Recorded data
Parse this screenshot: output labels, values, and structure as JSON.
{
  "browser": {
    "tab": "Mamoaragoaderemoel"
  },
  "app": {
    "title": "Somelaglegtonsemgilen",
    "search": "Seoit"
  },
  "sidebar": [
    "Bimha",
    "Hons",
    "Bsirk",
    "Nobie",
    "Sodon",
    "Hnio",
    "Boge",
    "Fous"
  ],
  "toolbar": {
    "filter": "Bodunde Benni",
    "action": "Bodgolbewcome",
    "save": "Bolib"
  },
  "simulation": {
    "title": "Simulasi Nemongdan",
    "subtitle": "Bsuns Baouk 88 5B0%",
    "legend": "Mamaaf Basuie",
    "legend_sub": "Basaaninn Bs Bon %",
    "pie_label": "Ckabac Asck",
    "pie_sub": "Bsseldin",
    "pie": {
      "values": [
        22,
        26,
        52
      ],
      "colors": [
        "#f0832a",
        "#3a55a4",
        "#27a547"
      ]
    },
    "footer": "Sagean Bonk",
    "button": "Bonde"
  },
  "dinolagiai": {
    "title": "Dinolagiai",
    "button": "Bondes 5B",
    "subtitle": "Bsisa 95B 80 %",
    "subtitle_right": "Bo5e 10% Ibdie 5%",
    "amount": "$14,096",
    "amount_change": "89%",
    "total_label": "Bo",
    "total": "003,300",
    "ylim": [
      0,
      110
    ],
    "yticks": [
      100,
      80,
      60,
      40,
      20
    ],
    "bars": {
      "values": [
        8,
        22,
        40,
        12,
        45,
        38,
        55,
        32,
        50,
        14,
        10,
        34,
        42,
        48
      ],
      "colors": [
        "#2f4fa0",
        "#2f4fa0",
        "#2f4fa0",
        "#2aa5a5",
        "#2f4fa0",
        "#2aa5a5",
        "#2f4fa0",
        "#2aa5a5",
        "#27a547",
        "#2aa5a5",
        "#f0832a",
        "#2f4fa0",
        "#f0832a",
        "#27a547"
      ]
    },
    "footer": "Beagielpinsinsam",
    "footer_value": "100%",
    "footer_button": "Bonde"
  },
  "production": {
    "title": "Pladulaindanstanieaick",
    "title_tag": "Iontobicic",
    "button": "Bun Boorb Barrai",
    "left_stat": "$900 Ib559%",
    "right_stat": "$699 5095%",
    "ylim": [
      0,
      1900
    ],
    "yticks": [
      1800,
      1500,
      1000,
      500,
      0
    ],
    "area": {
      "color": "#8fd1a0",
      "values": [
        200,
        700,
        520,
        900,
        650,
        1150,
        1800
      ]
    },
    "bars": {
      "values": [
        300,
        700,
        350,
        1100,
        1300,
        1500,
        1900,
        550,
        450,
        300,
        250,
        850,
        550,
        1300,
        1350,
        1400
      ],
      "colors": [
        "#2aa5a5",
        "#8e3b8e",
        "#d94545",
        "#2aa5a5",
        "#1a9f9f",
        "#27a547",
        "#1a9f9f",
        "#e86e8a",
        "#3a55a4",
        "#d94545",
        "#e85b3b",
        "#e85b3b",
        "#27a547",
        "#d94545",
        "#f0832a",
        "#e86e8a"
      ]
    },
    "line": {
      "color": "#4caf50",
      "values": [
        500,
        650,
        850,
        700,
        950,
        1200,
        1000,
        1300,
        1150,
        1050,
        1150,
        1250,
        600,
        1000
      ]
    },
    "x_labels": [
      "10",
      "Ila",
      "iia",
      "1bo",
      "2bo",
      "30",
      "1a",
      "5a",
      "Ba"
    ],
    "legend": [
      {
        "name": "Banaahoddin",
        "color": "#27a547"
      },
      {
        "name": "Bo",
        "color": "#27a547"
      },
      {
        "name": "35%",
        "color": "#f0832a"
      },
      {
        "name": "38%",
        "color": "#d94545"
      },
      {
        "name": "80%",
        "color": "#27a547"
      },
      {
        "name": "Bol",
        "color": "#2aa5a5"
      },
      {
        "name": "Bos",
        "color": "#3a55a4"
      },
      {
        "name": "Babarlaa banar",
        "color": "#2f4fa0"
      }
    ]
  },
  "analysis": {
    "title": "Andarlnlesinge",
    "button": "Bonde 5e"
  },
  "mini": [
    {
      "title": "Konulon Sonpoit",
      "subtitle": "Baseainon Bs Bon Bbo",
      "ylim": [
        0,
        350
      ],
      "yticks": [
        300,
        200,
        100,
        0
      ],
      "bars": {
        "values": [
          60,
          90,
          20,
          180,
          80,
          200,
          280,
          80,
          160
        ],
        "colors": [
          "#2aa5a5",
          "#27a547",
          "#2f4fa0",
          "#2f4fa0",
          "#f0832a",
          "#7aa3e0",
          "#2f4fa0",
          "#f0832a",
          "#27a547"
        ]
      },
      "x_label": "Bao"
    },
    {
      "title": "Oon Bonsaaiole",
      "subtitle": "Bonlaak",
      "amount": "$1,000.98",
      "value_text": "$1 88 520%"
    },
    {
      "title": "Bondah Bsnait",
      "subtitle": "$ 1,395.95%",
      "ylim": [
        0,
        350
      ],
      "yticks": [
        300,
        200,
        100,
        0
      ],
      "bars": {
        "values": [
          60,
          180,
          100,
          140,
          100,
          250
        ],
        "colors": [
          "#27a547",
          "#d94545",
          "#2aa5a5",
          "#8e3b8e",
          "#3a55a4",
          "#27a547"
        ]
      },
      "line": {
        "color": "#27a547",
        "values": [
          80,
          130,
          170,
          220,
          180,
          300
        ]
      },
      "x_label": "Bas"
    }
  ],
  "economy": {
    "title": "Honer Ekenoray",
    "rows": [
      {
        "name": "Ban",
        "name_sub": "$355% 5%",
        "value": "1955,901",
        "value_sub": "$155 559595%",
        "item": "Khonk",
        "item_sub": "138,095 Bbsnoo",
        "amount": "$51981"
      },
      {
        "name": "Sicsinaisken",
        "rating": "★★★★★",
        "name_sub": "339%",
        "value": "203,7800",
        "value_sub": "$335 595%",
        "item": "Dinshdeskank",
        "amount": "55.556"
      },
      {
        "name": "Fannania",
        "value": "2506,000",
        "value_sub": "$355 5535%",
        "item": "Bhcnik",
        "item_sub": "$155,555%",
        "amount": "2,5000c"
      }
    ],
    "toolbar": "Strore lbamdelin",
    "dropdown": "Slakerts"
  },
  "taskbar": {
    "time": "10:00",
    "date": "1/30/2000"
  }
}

*EXERCISE INSTRUCTIONS*. Write the data from above out again, exactly.

*ANSWER TO THE PROBLEM*.
Parse this screenshot: output labels, values, and structure as JSON.
{
  "browser": {
    "tab": "Mamoaragoaderemoel"
  },
  "app": {
    "title": "Somelaglegtonsemgilen",
    "search": "Seoit"
  },
  "sidebar": [
    "Bimha",
    "Hons",
    "Bsirk",
    "Nobie",
    "Sodon",
    "Hnio",
    "Boge",
    "Fous"
  ],
  "toolbar": {
    "filter": "Bodunde Benni",
    "action": "Bodgolbewcome",
    "save": "Bolib"
  },
  "simulation": {
    "title": "Simulasi Nemongdan",
    "subtitle": "Bsuns Baouk 88 5B0%",
    "legend": "Mamaaf Basuie",
    "legend_sub": "Basaaninn Bs Bon %",
    "pie_label": "Ckabac Asck",
    "pie_sub": "Bsseldin",
    "pie": {
      "values": [
        22,
        26,
        52
      ],
      "colors": [
        "#f0832a",
        "#3a55a4",
        "#27a547"
      ]
    },
    "footer": "Sagean Bonk",
    "button": "Bonde"
  },
  "dinolagiai": {
    "title": "Dinolagiai",
    "button": "Bondes 5B",
    "subtitle": "Bsisa 95B 80 %",
    "subtitle_right": "Bo5e 10% Ibdie 5%",
    "amount": "$14,096",
    "amount_change": "89%",
    "total_label": "Bo",
    "total": "003,300",
    "ylim": [
      0,
      110
    ],
    "yticks": [
      100,
      80,
      60,
      40,
      20
    ],
    "bars": {
      "values": [
        8,
        22,
        40,
        12,
        45,
        38,
        55,
        32,
        50,
        14,
        10,
        34,
        42,
        48
      ],
      "colors": [
        "#2f4fa0",
        "#2f4fa0",
        "#2f4fa0",
        "#2aa5a5",
        "#2f4fa0",
        "#2aa5a5",
        "#2f4fa0",
        "#2aa5a5",
        "#27a547",
        "#2aa5a5",
        "#f0832a",
        "#2f4fa0",
        "#f0832a",
        "#27a547"
      ]
    },
    "footer": "Beagielpinsinsam",
    "footer_value": "100%",
    "footer_button": "Bonde"
  },
  "production": {
    "title": "Pladulaindanstanieaick",
    "title_tag": "Iontobicic",
    "button": "Bun Boorb Barrai",
    "left_stat": "$900 Ib559%",
    "right_stat": "$699 5095%",
    "ylim": [
      0,
      1900
    ],
    "yticks": [
      1800,
      1500,
      1000,
      500,
      0
    ],
    "area": {
      "color": "#8fd1a0",
      "values": [
        200,
        700,
        520,
        900,
        650,
        1150,
        1800
      ]
    },
    "bars": {
      "values": [
        300,
        700,
        350,
        1100,
        1300,
        1500,
        1900,
        550,
        450,
        300,
        250,
        850,
        550,
        1300,
        1350,
        1400
      ],
      "colors": [
        "#2aa5a5",
        "#8e3b8e",
        "#d94545",
        "#2aa5a5",
        "#1a9f9f",
        "#27a547",
        "#1a9f9f",
        "#e86e8a",
        "#3a55a4",
        "#d94545",
        "#e85b3b",
        "#e85b3b",
        "#27a547",
        "#d94545",
        "#f0832a",
        "#e86e8a"
      ]
    },
    "line": {
      "color": "#4caf50",
      "values": [
        500,
        650,
        850,
        700,
        950,
        1200,
        1000,
        1300,
        1150,
        1050,
        1150,
        1250,
        600,
        1000
      ]
    },
    "x_labels": [
      "10",
      "Ila",
      "iia",
      "1bo",
      "2bo",
      "30",
      "1a",
      "5a",
      "Ba"
    ],
    "legend": [
      {
        "name": "Banaahoddin",
        "color": "#27a547"
      },
      {
        "name": "Bo",
        "color": "#27a547"
      },
      {
        "name": "35%",
        "color": "#f0832a"
      },
      {
        "name": "38%",
        "color": "#d94545"
      },
      {
        "name": "80%",
        "color": "#27a547"
      },
      {
        "name": "Bol",
        "color": "#2aa5a5"
      },
      {
        "name": "Bos",
        "color": "#3a55a4"
      },
      {
        "name": "Babarlaa banar",
        "color": "#2f4fa0"
      }
    ]
  },
  "analysis": {
    "title": "Andarlnlesinge",
    "button": "Bonde 5e"
  },
  "mini": [
    {
      "title": "Konulon Sonpoit",
      "subtitle": "Baseainon Bs Bon Bbo",
      "ylim": [
        0,
        350
      ],
      "yticks": [
        300,
        200,
        100,
        0
      ],
      "bars": {
        "values": [
          60,
          90,
          20,
          180,
          80,
          200,
          280,
          80,
          160
        ],
        "colors": [
          "#2aa5a5",
          "#27a547",
          "#2f4fa0",
          "#2f4fa0",
          "#f0832a",
          "#7aa3e0",
          "#2f4fa0",
          "#f0832a",
          "#27a547"
        ]
      },
      "x_label": "Bao"
    },
    {
      "title": "Oon Bonsaaiole",
      "subtitle": "Bonlaak",
      "amount": "$1,000.98",
      "value_text": "$1 88 520%"
    },
    {
      "title": "Bondah Bsnait",
      "subtitle": "$ 1,395.95%",
      "ylim": [
        0,
        350
      ],
      "yticks": [
        300,
        200,
        100,
        0
      ],
      "bars": {
        "values": [
          60,
          180,
          100,
          140,
          100,
          250
        ],
        "colors": [
          "#27a547",
          "#d94545",
          "#2aa5a5",
          "#8e3b8e",
          "#3a55a4",
          "#27a547"
        ]
      },
      "line": {
        "color": "#27a547",
        "values": [
          80,
          130,
          170,
          220,
          180,
          300
        ]
      },
      "x_label": "Bas"
    }
  ],
  "economy": {
    "title": "Honer Ekenoray",
    "rows": [
      {
        "name": "Ban",
        "name_sub": "$355% 5%",
        "value": "1955,901",
        "value_sub": "$155 559595%",
        "item": "Khonk",
        "item_sub": "138,095 Bbsnoo",
        "amount": "$51981"
      },
      {
        "name": "Sicsinaisken",
        "rating": "★★★★★",
        "name_sub": "339%",
        "value": "203,7800",
        "value_sub": "$335 595%",
        "item": "Dinshdeskank",
        "amount": "55.556"
      },
      {
        "name": "Fannania",
        "value": "2506,000",
        "value_sub": "$355 5535%",
        "item": "Bhcnik",
        "item_sub": "$155,555%",
        "amount": "2,5000c"
      }
    ],
    "toolbar": "Strore lbamdelin",
    "dropdown": "Slakerts"
  },
  "taskbar": {
    "time": "10:00",
    "date": "1/30/2000"
  }
}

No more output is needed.